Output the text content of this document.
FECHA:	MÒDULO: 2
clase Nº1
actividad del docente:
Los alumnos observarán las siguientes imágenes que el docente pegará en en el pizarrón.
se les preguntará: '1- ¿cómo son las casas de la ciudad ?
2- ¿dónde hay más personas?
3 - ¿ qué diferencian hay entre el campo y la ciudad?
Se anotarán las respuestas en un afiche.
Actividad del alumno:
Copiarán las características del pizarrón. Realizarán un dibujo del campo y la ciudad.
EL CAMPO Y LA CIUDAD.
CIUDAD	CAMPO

- - -

How to complete this task —
Recite the full listing above exactly.

Response —
Output the text content of this document.
FECHA:	MÒDULO: 2
clase Nº1
actividad del docente:
Los alumnos observarán las siguientes imágenes que el docente pegará en en el pizarrón.
se les preguntará: '1- ¿cómo son las casas de la ciudad ?
2- ¿dónde hay más personas?
3 - ¿ qué diferencian hay entre el campo y la ciudad?
Se anotarán las respuestas en un afiche.
Actividad del alumno:
Copiarán las características del pizarrón. Realizarán un dibujo del campo y la ciudad.
EL CAMPO Y LA CIUDAD.
CIUDAD	CAMPO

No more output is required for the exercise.